● **Brief**: Your task is to copy every line of this material exactly.

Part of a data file
****************************************

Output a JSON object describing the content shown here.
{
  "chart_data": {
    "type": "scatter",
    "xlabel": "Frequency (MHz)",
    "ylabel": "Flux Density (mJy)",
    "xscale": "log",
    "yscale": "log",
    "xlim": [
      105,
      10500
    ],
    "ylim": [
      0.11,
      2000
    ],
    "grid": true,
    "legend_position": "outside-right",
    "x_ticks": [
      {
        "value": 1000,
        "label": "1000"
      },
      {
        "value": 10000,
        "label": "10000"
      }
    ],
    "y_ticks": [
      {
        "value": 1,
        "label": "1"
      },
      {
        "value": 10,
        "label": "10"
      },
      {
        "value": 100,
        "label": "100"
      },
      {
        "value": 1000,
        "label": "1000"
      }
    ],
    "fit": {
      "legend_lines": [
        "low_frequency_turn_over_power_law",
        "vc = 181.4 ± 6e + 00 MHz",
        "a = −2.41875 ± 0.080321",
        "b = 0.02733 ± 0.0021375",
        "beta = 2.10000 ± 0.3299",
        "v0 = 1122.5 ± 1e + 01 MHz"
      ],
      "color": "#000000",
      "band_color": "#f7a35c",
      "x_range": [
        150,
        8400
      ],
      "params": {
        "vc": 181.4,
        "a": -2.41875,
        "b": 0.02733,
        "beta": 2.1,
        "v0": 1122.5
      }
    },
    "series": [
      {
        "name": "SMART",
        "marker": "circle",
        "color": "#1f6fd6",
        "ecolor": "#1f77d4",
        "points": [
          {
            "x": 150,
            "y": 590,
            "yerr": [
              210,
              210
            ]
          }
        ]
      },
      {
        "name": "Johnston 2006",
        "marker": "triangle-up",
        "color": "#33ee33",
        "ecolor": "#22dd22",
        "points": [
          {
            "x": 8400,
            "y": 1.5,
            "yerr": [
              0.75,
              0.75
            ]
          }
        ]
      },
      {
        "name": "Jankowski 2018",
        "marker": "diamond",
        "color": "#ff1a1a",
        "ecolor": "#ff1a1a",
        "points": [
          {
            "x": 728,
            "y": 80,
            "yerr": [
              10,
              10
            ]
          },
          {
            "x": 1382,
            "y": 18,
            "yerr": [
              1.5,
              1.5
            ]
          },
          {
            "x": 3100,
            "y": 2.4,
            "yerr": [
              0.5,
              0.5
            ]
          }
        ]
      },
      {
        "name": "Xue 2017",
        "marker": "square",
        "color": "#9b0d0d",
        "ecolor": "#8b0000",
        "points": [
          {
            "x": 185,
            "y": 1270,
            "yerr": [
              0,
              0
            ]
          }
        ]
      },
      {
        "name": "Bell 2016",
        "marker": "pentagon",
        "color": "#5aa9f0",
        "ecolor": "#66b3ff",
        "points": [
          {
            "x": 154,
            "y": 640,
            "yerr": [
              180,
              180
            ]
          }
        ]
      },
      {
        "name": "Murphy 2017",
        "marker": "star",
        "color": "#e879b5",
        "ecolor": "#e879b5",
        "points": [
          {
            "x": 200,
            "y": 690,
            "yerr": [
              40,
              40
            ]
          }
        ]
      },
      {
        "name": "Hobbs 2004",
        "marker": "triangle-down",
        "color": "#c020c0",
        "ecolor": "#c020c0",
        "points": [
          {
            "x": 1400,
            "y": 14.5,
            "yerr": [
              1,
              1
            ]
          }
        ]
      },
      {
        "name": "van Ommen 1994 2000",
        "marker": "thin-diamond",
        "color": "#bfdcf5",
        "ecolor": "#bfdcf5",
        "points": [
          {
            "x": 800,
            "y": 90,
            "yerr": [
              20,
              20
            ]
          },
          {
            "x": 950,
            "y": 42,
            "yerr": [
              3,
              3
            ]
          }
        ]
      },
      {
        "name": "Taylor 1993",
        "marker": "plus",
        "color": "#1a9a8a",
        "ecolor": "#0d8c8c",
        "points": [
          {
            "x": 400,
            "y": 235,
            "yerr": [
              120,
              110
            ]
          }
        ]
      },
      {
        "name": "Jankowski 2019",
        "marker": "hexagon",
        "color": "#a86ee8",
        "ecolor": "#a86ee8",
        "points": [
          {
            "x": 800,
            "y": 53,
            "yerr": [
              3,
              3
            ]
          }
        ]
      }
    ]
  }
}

****************************************

● **Solution to the problem**:
Output a JSON object describing the content shown here.
{
  "chart_data": {
    "type": "scatter",
    "xlabel": "Frequency (MHz)",
    "ylabel": "Flux Density (mJy)",
    "xscale": "log",
    "yscale": "log",
    "xlim": [
      105,
      10500
    ],
    "ylim": [
      0.11,
      2000
    ],
    "grid": true,
    "legend_position": "outside-right",
    "x_ticks": [
      {
        "value": 1000,
        "label": "1000"
      },
      {
        "value": 10000,
        "label": "10000"
      }
    ],
    "y_ticks": [
      {
        "value": 1,
        "label": "1"
      },
      {
        "value": 10,
        "label": "10"
      },
      {
        "value": 100,
        "label": "100"
      },
      {
        "value": 1000,
        "label": "1000"
      }
    ],
    "fit": {
      "legend_lines": [
        "low_frequency_turn_over_power_law",
        "vc = 181.4 ± 6e + 00 MHz",
        "a = −2.41875 ± 0.080321",
        "b = 0.02733 ± 0.0021375",
        "beta = 2.10000 ± 0.3299",
        "v0 = 1122.5 ± 1e + 01 MHz"
      ],
      "color": "#000000",
      "band_color": "#f7a35c",
      "x_range": [
        150,
        8400
      ],
      "params": {
        "vc": 181.4,
        "a": -2.41875,
        "b": 0.02733,
        "beta": 2.1,
        "v0": 1122.5
      }
    },
    "series": [
      {
        "name": "SMART",
        "marker": "circle",
        "color": "#1f6fd6",
        "ecolor": "#1f77d4",
        "points": [
          {
            "x": 150,
            "y": 590,
            "yerr": [
              210,
              210
            ]
          }
        ]
      },
      {
        "name": "Johnston 2006",
        "marker": "triangle-up",
        "color": "#33ee33",
        "ecolor": "#22dd22",
        "points": [
          {
            "x": 8400,
            "y": 1.5,
            "yerr": [
              0.75,
              0.75
            ]
          }
        ]
      },
      {
        "name": "Jankowski 2018",
        "marker": "diamond",
        "color": "#ff1a1a",
        "ecolor": "#ff1a1a",
        "points": [
          {
            "x": 728,
            "y": 80,
            "yerr": [
              10,
              10
            ]
          },
          {
            "x": 1382,
            "y": 18,
            "yerr": [
              1.5,
              1.5
            ]
          },
          {
            "x": 3100,
            "y": 2.4,
            "yerr": [
              0.5,
              0.5
            ]
          }
        ]
      },
      {
        "name": "Xue 2017",
        "marker": "square",
        "color": "#9b0d0d",
        "ecolor": "#8b0000",
        "points": [
          {
            "x": 185,
            "y": 1270,
            "yerr": [
              0,
              0
            ]
          }
        ]
      },
      {
        "name": "Bell 2016",
        "marker": "pentagon",
        "color": "#5aa9f0",
        "ecolor": "#66b3ff",
        "points": [
          {
            "x": 154,
            "y": 640,
            "yerr": [
              180,
              180
            ]
          }
        ]
      },
      {
        "name": "Murphy 2017",
        "marker": "star",
        "color": "#e879b5",
        "ecolor": "#e879b5",
        "points": [
          {
            "x": 200,
            "y": 690,
            "yerr": [
              40,
              40
            ]
          }
        ]
      },
      {
        "name": "Hobbs 2004",
        "marker": "triangle-down",
        "color": "#c020c0",
        "ecolor": "#c020c0",
        "points": [
          {
            "x": 1400,
            "y": 14.5,
            "yerr": [
              1,
              1
            ]
          }
        ]
      },
      {
        "name": "van Ommen 1994 2000",
        "marker": "thin-diamond",
        "color": "#bfdcf5",
        "ecolor": "#bfdcf5",
        "points": [
          {
            "x": 800,
            "y": 90,
            "yerr": [
              20,
              20
            ]
          },
          {
            "x": 950,
            "y": 42,
            "yerr": [
              3,
              3
            ]
          }
        ]
      },
      {
        "name": "Taylor 1993",
        "marker": "plus",
        "color": "#1a9a8a",
        "ecolor": "#0d8c8c",
        "points": [
          {
            "x": 400,
            "y": 235,
            "yerr": [
              120,
              110
            ]
          }
        ]
      },
      {
        "name": "Jankowski 2019",
        "marker": "hexagon",
        "color": "#a86ee8",
        "ecolor": "#a86ee8",
        "points": [
          {
            "x": 800,
            "y": 53,
            "yerr": [
              3,
              3
            ]
          }
        ]
      }
    ]
  }
}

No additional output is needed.